───── Data section

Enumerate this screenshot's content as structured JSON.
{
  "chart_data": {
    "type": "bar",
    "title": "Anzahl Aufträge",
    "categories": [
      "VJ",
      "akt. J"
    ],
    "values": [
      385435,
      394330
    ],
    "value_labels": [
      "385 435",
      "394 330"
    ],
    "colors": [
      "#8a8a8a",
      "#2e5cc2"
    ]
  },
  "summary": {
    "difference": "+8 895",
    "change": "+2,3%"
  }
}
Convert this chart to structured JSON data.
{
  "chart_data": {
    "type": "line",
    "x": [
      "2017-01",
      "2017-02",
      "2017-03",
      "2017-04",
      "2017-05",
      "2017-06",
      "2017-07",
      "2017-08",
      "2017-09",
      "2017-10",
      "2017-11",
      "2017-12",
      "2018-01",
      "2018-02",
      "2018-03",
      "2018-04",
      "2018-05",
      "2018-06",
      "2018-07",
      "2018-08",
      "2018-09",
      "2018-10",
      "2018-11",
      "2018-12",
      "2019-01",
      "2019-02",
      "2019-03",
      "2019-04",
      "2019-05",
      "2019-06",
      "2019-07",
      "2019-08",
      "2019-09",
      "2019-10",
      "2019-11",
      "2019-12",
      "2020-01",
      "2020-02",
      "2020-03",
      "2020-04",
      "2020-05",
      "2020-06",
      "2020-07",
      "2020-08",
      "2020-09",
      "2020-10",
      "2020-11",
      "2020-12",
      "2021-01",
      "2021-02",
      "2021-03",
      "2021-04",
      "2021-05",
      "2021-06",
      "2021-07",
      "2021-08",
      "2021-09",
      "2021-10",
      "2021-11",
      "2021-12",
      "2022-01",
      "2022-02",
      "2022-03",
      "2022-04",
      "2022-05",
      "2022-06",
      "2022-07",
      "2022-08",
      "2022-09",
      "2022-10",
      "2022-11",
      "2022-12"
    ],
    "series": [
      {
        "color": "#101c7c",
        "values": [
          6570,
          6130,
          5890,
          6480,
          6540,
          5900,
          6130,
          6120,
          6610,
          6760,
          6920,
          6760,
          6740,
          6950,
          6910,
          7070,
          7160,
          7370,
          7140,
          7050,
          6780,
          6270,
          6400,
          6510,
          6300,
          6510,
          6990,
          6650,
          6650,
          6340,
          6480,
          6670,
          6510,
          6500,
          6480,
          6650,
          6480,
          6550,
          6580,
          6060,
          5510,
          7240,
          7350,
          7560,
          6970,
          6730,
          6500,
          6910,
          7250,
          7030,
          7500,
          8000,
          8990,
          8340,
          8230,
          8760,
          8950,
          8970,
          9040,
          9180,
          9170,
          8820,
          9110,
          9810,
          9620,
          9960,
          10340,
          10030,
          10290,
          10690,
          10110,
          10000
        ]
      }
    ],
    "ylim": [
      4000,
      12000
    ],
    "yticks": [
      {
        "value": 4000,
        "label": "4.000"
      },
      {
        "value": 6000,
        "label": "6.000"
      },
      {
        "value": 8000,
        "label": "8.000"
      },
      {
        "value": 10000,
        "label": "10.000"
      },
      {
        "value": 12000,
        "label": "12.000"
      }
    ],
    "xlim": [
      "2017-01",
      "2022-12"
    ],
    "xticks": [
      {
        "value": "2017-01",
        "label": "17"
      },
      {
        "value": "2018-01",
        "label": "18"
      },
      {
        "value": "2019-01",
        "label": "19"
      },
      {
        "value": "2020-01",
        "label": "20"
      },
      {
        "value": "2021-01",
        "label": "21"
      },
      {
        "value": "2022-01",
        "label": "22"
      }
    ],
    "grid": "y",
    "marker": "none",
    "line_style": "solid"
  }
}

──────────

Recite the full listing above exactly.

Enumerate this screenshot's content as structured JSON.
{
  "chart_data": {
    "type": "bar",
    "title": "Anzahl Aufträge",
    "categories": [
      "VJ",
      "akt. J"
    ],
    "values": [
      385435,
      394330
    ],
    "value_labels": [
      "385 435",
      "394 330"
    ],
    "colors": [
      "#8a8a8a",
      "#2e5cc2"
    ]
  },
  "summary": {
    "difference": "+8 895",
    "change": "+2,3%"
  }
}
Convert this chart to structured JSON data.
{
  "chart_data": {
    "type": "line",
    "x": [
      "2017-01",
      "2017-02",
      "2017-03",
      "2017-04",
      "2017-05",
      "2017-06",
      "2017-07",
      "2017-08",
      "2017-09",
      "2017-10",
      "2017-11",
      "2017-12",
      "2018-01",
      "2018-02",
      "2018-03",
      "2018-04",
      "2018-05",
      "2018-06",
      "2018-07",
      "2018-08",
      "2018-09",
      "2018-10",
      "2018-11",
      "2018-12",
      "2019-01",
      "2019-02",
      "2019-03",
      "2019-04",
      "2019-05",
      "2019-06",
      "2019-07",
      "2019-08",
      "2019-09",
      "2019-10",
      "2019-11",
      "2019-12",
      "2020-01",
      "2020-02",
      "2020-03",
      "2020-04",
      "2020-05",
      "2020-06",
      "2020-07",
      "2020-08",
      "2020-09",
      "2020-10",
      "2020-11",
      "2020-12",
      "2021-01",
      "2021-02",
      "2021-03",
      "2021-04",
      "2021-05",
      "2021-06",
      "2021-07",
      "2021-08",
      "2021-09",
      "2021-10",
      "2021-11",
      "2021-12",
      "2022-01",
      "2022-02",
      "2022-03",
      "2022-04",
      "2022-05",
      "2022-06",
      "2022-07",
      "2022-08",
      "2022-09",
      "2022-10",
      "2022-11",
      "2022-12"
    ],
    "series": [
      {
        "color": "#101c7c",
        "values": [
          6570,
          6130,
          5890,
          6480,
          6540,
          5900,
          6130,
          6120,
          6610,
          6760,
          6920,
          6760,
          6740,
          6950,
          6910,
          7070,
          7160,
          7370,
          7140,
          7050,
          6780,
          6270,
          6400,
          6510,
          6300,
          6510,
          6990,
          6650,
          6650,
          6340,
          6480,
          6670,
          6510,
          6500,
          6480,
          6650,
          6480,
          6550,
          6580,
          6060,
          5510,
          7240,
          7350,
          7560,
          6970,
          6730,
          6500,
          6910,
          7250,
          7030,
          7500,
          8000,
          8990,
          8340,
          8230,
          8760,
          8950,
          8970,
          9040,
          9180,
          9170,
          8820,
          9110,
          9810,
          9620,
          9960,
          10340,
          10030,
          10290,
          10690,
          10110,
          10000
        ]
      }
    ],
    "ylim": [
      4000,
      12000
    ],
    "yticks": [
      {
        "value": 4000,
        "label": "4.000"
      },
      {
        "value": 6000,
        "label": "6.000"
      },
      {
        "value": 8000,
        "label": "8.000"
      },
      {
        "value": 10000,
        "label": "10.000"
      },
      {
        "value": 12000,
        "label": "12.000"
      }
    ],
    "xlim": [
      "2017-01",
      "2022-12"
    ],
    "xticks": [
      {
        "value": "2017-01",
        "label": "17"
      },
      {
        "value": "2018-01",
        "label": "18"
      },
      {
        "value": "2019-01",
        "label": "19"
      },
      {
        "value": "2020-01",
        "label": "20"
      },
      {
        "value": "2021-01",
        "label": "21"
      },
      {
        "value": "2022-01",
        "label": "22"
      }
    ],
    "grid": "y",
    "marker": "none",
    "line_style": "solid"
  }
}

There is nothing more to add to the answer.